## begin

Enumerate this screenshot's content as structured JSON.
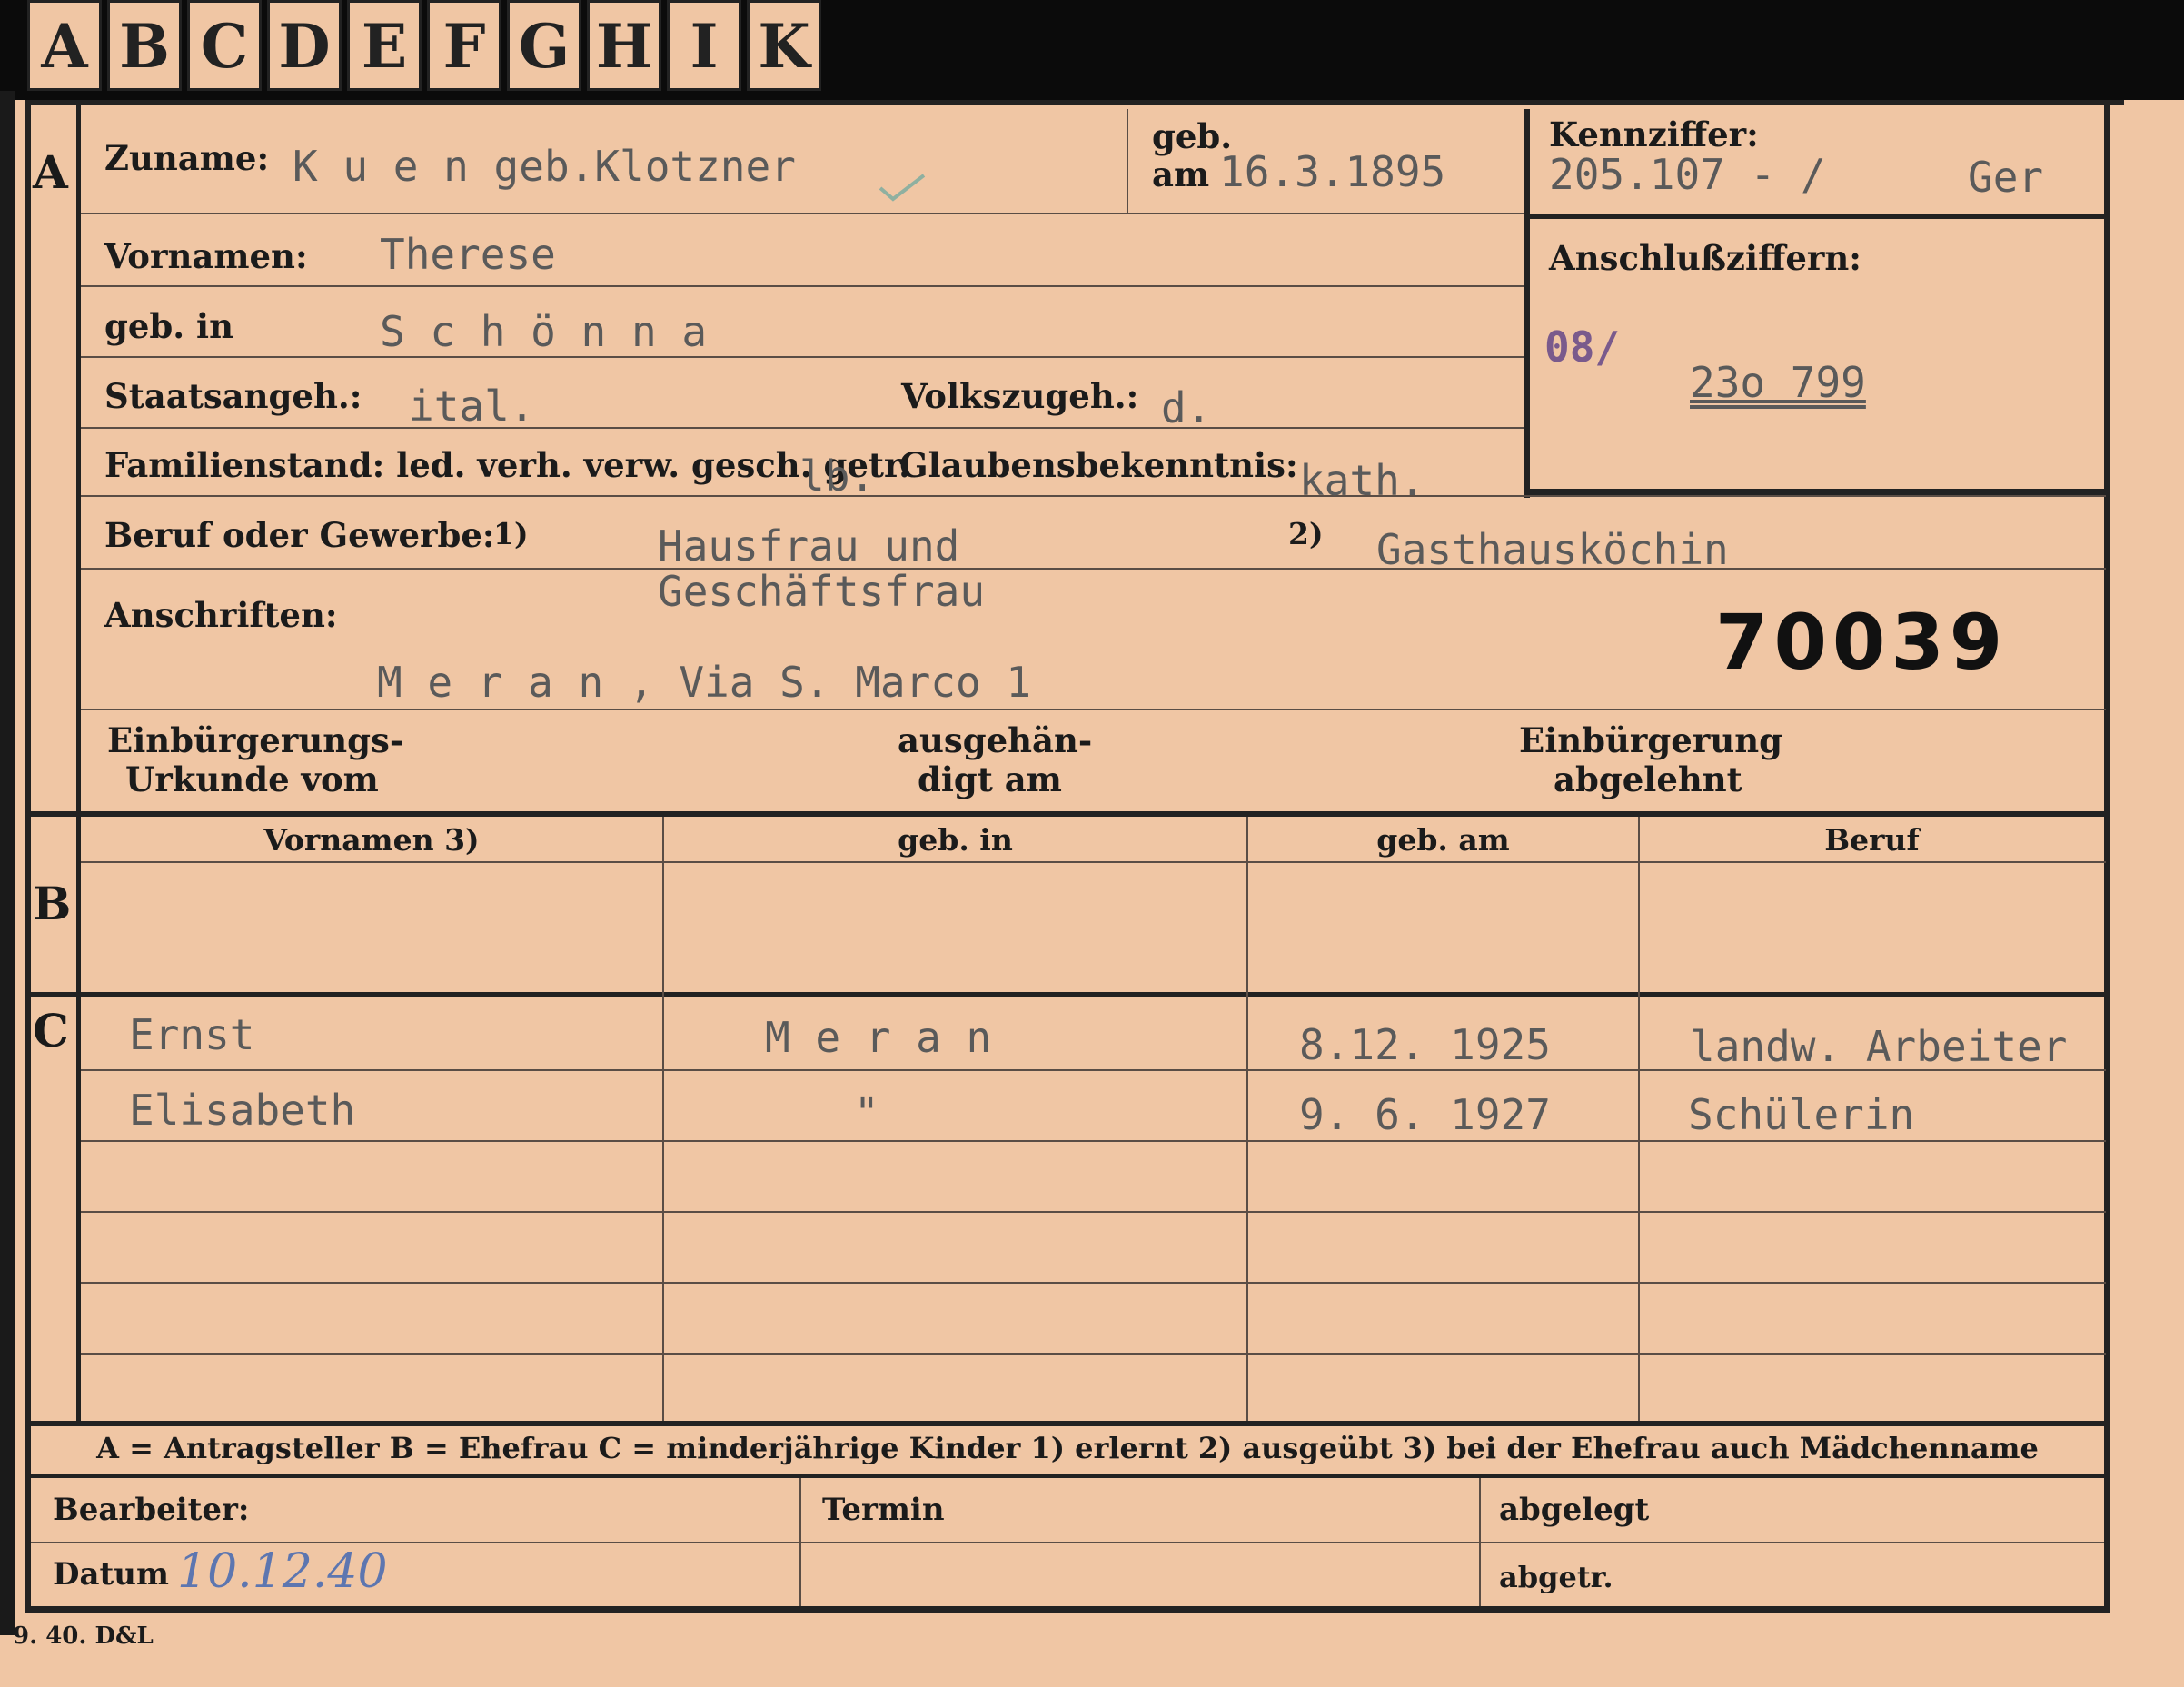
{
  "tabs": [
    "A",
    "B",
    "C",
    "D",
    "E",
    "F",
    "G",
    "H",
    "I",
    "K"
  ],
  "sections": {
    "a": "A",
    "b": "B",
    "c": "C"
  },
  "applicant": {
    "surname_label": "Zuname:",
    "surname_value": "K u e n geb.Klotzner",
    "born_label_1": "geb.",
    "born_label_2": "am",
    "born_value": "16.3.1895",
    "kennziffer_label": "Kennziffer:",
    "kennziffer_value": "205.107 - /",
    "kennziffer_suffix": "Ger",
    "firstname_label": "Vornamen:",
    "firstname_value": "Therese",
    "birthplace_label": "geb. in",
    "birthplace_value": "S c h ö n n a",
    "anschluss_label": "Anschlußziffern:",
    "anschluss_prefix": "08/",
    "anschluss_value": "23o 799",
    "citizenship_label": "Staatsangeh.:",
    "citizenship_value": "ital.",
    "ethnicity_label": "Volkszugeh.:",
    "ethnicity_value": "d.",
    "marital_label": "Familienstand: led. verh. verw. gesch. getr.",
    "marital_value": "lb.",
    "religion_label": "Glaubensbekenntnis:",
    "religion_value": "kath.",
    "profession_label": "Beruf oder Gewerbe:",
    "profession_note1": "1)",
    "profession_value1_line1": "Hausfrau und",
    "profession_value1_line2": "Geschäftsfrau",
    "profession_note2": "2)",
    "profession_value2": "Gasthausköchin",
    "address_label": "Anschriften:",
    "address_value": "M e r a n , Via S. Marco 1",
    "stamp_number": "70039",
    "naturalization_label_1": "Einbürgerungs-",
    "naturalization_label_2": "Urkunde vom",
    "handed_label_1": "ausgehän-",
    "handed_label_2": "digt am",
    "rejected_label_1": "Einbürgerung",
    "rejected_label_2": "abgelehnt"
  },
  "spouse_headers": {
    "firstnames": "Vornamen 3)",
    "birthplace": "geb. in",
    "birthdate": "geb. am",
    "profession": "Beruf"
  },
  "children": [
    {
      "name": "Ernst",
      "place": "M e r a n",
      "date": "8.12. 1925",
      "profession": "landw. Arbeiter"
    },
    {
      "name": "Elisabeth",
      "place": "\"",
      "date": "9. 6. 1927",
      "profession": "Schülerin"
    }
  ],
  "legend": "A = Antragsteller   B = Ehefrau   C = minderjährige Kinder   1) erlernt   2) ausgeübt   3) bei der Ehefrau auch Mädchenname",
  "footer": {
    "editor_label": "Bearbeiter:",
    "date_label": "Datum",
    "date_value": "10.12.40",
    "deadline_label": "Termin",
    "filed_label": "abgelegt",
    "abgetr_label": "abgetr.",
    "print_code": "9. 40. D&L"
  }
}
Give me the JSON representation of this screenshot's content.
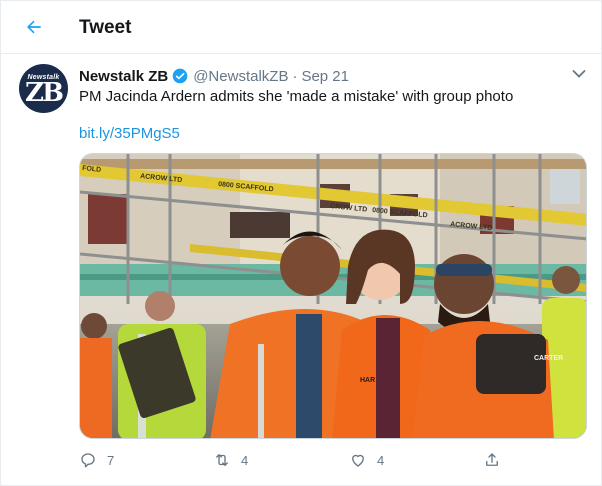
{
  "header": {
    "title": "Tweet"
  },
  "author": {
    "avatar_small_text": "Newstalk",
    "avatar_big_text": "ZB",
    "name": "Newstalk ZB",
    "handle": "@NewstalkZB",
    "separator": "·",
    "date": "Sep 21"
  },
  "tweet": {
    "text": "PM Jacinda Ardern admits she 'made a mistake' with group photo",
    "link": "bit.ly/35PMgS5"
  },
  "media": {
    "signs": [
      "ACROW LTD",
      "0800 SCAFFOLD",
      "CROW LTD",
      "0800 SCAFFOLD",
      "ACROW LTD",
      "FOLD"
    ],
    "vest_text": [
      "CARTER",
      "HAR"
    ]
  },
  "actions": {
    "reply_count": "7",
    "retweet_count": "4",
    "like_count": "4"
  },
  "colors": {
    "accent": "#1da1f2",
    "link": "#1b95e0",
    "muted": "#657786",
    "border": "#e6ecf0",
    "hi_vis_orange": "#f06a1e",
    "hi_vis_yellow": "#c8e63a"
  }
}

## end

• _Problem to solve_: Return to the listing above and set it down exactly, leaving out its pictures.

• _The solution_:
Enumerate this screenshot's content as structured JSON.
{
  "tabs": [
    "A",
    "B",
    "C",
    "D",
    "E",
    "F",
    "G",
    "H",
    "I",
    "K"
  ],
  "sections": {
    "a": "A",
    "b": "B",
    "c": "C"
  },
  "applicant": {
    "surname_label": "Zuname:",
    "surname_value": "K u e n geb.Klotzner",
    "born_label_1": "geb.",
    "born_label_2": "am",
    "born_value": "16.3.1895",
    "kennziffer_label": "Kennziffer:",
    "kennziffer_value": "205.107 - /",
    "kennziffer_suffix": "Ger",
    "firstname_label": "Vornamen:",
    "firstname_value": "Therese",
    "birthplace_label": "geb. in",
    "birthplace_value": "S c h ö n n a",
    "anschluss_label": "Anschlußziffern:",
    "anschluss_prefix": "08/",
    "anschluss_value": "23o 799",
    "citizenship_label": "Staatsangeh.:",
    "citizenship_value": "ital.",
    "ethnicity_label": "Volkszugeh.:",
    "ethnicity_value": "d.",
    "marital_label": "Familienstand: led. verh. verw. gesch. getr.",
    "marital_value": "lb.",
    "religion_label": "Glaubensbekenntnis:",
    "religion_value": "kath.",
    "profession_label": "Beruf oder Gewerbe:",
    "profession_note1": "1)",
    "profession_value1_line1": "Hausfrau und",
    "profession_value1_line2": "Geschäftsfrau",
    "profession_note2": "2)",
    "profession_value2": "Gasthausköchin",
    "address_label": "Anschriften:",
    "address_value": "M e r a n , Via S. Marco 1",
    "stamp_number": "70039",
    "naturalization_label_1": "Einbürgerungs-",
    "naturalization_label_2": "Urkunde vom",
    "handed_label_1": "ausgehän-",
    "handed_label_2": "digt am",
    "rejected_label_1": "Einbürgerung",
    "rejected_label_2": "abgelehnt"
  },
  "spouse_headers": {
    "firstnames": "Vornamen 3)",
    "birthplace": "geb. in",
    "birthdate": "geb. am",
    "profession": "Beruf"
  },
  "children": [
    {
      "name": "Ernst",
      "place": "M e r a n",
      "date": "8.12. 1925",
      "profession": "landw. Arbeiter"
    },
    {
      "name": "Elisabeth",
      "place": "\"",
      "date": "9. 6. 1927",
      "profession": "Schülerin"
    }
  ],
  "legend": "A = Antragsteller   B = Ehefrau   C = minderjährige Kinder   1) erlernt   2) ausgeübt   3) bei der Ehefrau auch Mädchenname",
  "footer": {
    "editor_label": "Bearbeiter:",
    "date_label": "Datum",
    "date_value": "10.12.40",
    "deadline_label": "Termin",
    "filed_label": "abgelegt",
    "abgetr_label": "abgetr.",
    "print_code": "9. 40. D&L"
  }
}
Give me the JSON representation of this screenshot's content.
{
  "header": {
    "title": "Tweet"
  },
  "author": {
    "avatar_small_text": "Newstalk",
    "avatar_big_text": "ZB",
    "name": "Newstalk ZB",
    "handle": "@NewstalkZB",
    "separator": "·",
    "date": "Sep 21"
  },
  "tweet": {
    "text": "PM Jacinda Ardern admits she 'made a mistake' with group photo",
    "link": "bit.ly/35PMgS5"
  },
  "media": {
    "signs": [
      "ACROW LTD",
      "0800 SCAFFOLD",
      "CROW LTD",
      "0800 SCAFFOLD",
      "ACROW LTD",
      "FOLD"
    ],
    "vest_text": [
      "CARTER",
      "HAR"
    ]
  },
  "actions": {
    "reply_count": "7",
    "retweet_count": "4",
    "like_count": "4"
  },
  "colors": {
    "accent": "#1da1f2",
    "link": "#1b95e0",
    "muted": "#657786",
    "border": "#e6ecf0",
    "hi_vis_orange": "#f06a1e",
    "hi_vis_yellow": "#c8e63a"
  }
}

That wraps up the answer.